-- BEGIN --

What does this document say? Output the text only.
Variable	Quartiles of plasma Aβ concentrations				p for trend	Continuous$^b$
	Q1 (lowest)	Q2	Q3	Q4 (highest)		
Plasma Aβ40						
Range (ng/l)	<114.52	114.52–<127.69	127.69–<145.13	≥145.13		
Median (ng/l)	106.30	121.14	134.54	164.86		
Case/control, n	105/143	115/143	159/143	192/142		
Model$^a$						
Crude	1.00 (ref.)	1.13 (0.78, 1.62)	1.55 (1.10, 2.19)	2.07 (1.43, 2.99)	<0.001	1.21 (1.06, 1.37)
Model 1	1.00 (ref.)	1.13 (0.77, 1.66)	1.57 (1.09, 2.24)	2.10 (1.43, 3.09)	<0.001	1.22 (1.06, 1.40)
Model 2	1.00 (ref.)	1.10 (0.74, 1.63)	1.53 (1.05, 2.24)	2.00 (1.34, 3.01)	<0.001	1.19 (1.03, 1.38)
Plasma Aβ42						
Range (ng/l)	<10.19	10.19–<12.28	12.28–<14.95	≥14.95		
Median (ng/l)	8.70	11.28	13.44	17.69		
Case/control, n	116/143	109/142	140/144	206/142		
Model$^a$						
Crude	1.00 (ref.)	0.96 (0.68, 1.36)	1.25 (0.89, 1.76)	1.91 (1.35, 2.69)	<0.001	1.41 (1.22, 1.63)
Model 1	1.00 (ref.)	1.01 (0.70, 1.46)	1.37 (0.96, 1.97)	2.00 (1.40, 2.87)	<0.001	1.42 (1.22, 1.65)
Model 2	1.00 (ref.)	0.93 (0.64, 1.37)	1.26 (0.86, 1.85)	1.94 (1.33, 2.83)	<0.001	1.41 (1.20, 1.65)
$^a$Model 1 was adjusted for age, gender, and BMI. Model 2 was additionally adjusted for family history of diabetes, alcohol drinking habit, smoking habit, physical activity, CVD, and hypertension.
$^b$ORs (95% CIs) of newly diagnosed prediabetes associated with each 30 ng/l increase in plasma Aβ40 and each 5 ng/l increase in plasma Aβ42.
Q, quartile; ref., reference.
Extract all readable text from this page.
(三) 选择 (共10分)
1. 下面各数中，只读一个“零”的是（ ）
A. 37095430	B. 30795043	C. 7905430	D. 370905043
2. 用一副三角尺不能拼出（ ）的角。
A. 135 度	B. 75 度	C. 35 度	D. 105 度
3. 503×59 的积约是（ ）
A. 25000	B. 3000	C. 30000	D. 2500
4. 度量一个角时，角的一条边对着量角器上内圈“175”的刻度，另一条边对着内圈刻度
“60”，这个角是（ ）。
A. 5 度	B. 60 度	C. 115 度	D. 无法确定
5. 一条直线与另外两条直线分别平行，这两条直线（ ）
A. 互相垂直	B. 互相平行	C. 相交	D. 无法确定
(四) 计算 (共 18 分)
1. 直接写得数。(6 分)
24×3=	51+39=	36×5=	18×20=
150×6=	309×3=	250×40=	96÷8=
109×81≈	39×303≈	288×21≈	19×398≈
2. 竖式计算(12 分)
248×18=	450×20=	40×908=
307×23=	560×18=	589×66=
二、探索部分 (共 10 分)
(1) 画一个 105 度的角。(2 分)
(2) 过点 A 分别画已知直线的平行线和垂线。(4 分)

-- END --

Problem requirements: Starting from the line containing "Extract all readable text from this page." and ending with the final line of the data, reproduce each line exactly as it appears, including no other lines.

Expected answer:
Extract all readable text from this page.
(三) 选择 (共10分)
1. 下面各数中，只读一个“零”的是（ ）
A. 37095430	B. 30795043	C. 7905430	D. 370905043
2. 用一副三角尺不能拼出（ ）的角。
A. 135 度	B. 75 度	C. 35 度	D. 105 度
3. 503×59 的积约是（ ）
A. 25000	B. 3000	C. 30000	D. 2500
4. 度量一个角时，角的一条边对着量角器上内圈“175”的刻度，另一条边对着内圈刻度
“60”，这个角是（ ）。
A. 5 度	B. 60 度	C. 115 度	D. 无法确定
5. 一条直线与另外两条直线分别平行，这两条直线（ ）
A. 互相垂直	B. 互相平行	C. 相交	D. 无法确定
(四) 计算 (共 18 分)
1. 直接写得数。(6 分)
24×3=	51+39=	36×5=	18×20=
150×6=	309×3=	250×40=	96÷8=
109×81≈	39×303≈	288×21≈	19×398≈
2. 竖式计算(12 分)
248×18=	450×20=	40×908=
307×23=	560×18=	589×66=
二、探索部分 (共 10 分)
(1) 画一个 105 度的角。(2 分)
(2) 过点 A 分别画已知直线的平行线和垂线。(4 分)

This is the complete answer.